The ferrous spring had rapidly deteriorated because of intermittent start-ups from a high humidity environment, first causing loosening and overheating, then annealing and finally oxidization of the iron and copper parts.

Two other generator circuit breakers at the same plant with no visible signs of deterioration were instrumented; as the data acquisition system was being configured, however, one of these generators was called into service. Two contacts were seen to be operating at higher temperatures than the other contacts, suggesting a developing problem. Periodic inspections would not have allowed the operators to avoid the certain explosion if the first generator had been called into service, nor would it allow the predictive maintenance that has subsequently occurred on the other generator.

Figure 2 shows a strip chart during operation of an adjacent generator that has just been visually inspected.

Problems Caught by Continuous Monitoring

The process of site acceptance testing was expedited by the continuous monitoring of all potential hotspots as opposed to relying on one or more teams to sequentially monitor the systems with thermography. The immediate detection of issues at any hotspot makes commissioning safer as well as faster, potentially saving lives while saving money.

The use of continuous monitoring has detected problems during commissioning and shortly after commissioning in many installations. In one case, testing of temperature rise under load during the commissioning of a substation revealed an improperly affixed post in one of the switchgear. Because the systems were being stressed past the rated currents in the test, alarms where all of the sensors read the same were not a concern; the indicated differential alarm, however, was a significant concern.

In another substation, the site acceptance tests revealed no defects; approximately two months later, however, the continuous monitoring system raised a differential temperature alarm. Prior to adopting continuous monitoring, this operator had employed quarterly periodic inspections and would likely have missed this event.

- Written exercise 1: Rewrite the stretch of the listing from its first line through the line containing "nonaddressable-nac-style1-radio[interactable] (44, 671, 56, 683)" as a Markdown table with the columns Row and Line, and leave out any blank lines.

Stored records:
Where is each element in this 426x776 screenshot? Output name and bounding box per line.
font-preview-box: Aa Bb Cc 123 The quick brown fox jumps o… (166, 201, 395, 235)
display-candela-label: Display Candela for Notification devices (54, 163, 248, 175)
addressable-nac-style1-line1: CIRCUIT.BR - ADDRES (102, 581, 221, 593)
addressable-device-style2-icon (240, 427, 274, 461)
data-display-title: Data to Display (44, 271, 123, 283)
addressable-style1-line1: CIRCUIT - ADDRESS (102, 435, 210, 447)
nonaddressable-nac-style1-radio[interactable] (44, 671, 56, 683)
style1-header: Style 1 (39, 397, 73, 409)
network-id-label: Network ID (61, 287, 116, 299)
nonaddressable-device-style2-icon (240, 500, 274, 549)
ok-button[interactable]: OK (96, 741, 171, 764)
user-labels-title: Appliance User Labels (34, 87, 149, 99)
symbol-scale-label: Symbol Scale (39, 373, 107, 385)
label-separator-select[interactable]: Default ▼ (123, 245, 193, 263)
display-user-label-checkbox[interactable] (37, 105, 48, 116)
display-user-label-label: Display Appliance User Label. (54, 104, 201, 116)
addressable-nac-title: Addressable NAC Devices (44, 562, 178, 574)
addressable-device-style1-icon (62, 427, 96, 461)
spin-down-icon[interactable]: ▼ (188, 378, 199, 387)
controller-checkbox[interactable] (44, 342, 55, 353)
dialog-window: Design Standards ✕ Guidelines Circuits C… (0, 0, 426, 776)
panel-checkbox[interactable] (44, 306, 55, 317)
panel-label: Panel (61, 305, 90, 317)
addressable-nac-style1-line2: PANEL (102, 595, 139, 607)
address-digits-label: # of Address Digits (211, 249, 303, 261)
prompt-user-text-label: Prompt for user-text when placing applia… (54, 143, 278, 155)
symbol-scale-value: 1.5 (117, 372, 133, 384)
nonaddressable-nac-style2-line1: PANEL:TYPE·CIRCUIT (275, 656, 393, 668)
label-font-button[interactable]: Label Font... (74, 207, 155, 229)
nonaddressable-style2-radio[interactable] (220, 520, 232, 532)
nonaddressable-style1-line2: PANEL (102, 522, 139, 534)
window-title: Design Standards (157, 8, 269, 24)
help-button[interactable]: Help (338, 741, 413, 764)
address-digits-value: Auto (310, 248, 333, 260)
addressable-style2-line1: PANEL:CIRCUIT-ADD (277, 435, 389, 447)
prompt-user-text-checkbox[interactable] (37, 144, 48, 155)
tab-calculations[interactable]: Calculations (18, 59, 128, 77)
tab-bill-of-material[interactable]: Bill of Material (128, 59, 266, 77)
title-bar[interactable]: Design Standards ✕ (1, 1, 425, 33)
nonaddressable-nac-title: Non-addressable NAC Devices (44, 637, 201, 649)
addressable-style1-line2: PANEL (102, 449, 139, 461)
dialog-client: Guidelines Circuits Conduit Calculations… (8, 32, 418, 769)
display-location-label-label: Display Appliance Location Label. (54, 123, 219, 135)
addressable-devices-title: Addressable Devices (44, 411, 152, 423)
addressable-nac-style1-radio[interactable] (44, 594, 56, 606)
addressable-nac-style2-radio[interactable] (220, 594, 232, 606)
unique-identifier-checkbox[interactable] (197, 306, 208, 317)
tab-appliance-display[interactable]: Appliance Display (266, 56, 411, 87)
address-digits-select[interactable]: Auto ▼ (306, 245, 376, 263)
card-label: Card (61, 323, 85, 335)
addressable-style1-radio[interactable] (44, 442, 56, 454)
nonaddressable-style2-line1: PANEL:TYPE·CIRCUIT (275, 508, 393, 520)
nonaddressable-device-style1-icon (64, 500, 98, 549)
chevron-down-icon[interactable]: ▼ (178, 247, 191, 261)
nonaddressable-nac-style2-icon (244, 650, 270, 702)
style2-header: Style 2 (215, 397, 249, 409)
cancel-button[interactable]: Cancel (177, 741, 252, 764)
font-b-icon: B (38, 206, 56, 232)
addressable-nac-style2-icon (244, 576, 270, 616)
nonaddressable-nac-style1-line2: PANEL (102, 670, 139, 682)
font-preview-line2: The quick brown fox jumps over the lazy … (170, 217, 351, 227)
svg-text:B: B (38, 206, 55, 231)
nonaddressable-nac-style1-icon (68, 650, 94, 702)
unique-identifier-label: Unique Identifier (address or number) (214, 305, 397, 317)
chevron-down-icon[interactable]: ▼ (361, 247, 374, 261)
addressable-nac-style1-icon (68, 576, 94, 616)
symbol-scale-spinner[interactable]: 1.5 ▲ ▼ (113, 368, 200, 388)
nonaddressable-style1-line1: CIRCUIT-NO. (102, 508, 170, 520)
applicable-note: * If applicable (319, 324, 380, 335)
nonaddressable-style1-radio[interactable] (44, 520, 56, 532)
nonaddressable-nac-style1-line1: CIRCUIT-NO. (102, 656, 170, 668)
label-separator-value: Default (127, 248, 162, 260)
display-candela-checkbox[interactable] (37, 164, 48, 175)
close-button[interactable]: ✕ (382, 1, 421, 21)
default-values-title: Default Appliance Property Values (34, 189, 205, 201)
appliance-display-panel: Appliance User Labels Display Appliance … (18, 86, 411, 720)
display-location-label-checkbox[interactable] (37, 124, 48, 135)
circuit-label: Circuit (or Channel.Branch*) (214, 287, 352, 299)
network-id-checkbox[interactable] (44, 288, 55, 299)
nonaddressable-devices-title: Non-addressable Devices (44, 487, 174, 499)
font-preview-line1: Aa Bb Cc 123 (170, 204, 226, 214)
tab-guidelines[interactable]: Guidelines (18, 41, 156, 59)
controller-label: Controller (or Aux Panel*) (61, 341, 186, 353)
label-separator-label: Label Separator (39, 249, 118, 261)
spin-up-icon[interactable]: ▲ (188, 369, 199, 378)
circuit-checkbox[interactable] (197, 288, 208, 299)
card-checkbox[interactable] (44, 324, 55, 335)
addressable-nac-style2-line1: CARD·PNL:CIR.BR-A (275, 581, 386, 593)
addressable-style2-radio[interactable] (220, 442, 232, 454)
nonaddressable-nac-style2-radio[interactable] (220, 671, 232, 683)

- Written exercise 2: Copy, word for word, the stretch of the text on continuous monitoring from "Problems Caught by" through "a significant concern.".

- Result 1:
| Row | Line |
|---|---|
| 1 | Where is each element in this 426x776 screenshot? Output name and bounding box per line. |
| 2 | font-preview-box: Aa Bb Cc 123 The quick brown fox jumps o… (166, 201, 395, 235) |
| 3 | display-candela-label: Display Candela for Notification devices (54, 163, 248, 175) |
| 4 | addressable-nac-style1-line1: CIRCUIT.BR - ADDRES (102, 581, 221, 593) |
| 5 | addressable-device-style2-icon (240, 427, 274, 461) |
| 6 | data-display-title: Data to Display (44, 271, 123, 283) |
| 7 | addressable-style1-line1: CIRCUIT - ADDRESS (102, 435, 210, 447) |
| 8 | nonaddressable-nac-style1-radio[interactable] (44, 671, 56, 683) |

- Result 2:
Problems Caught by Continuous Monitoring

The process of site acceptance testing was expedited by the continuous monitoring of all potential hotspots as opposed to relying on one or more teams to sequentially monitor the systems with thermography. The immediate detection of issues at any hotspot makes commissioning safer as well as faster, potentially saving lives while saving money.

The use of continuous monitoring has detected problems during commissioning and shortly after commissioning in many installations. In one case, testing of temperature rise under load during the commissioning of a substation revealed an improperly affixed post in one of the switchgear. Because the systems were being stressed past the rated currents in the test, alarms where all of the sensors read the same were not a concern; the indicated differential alarm, however, was a significant concern.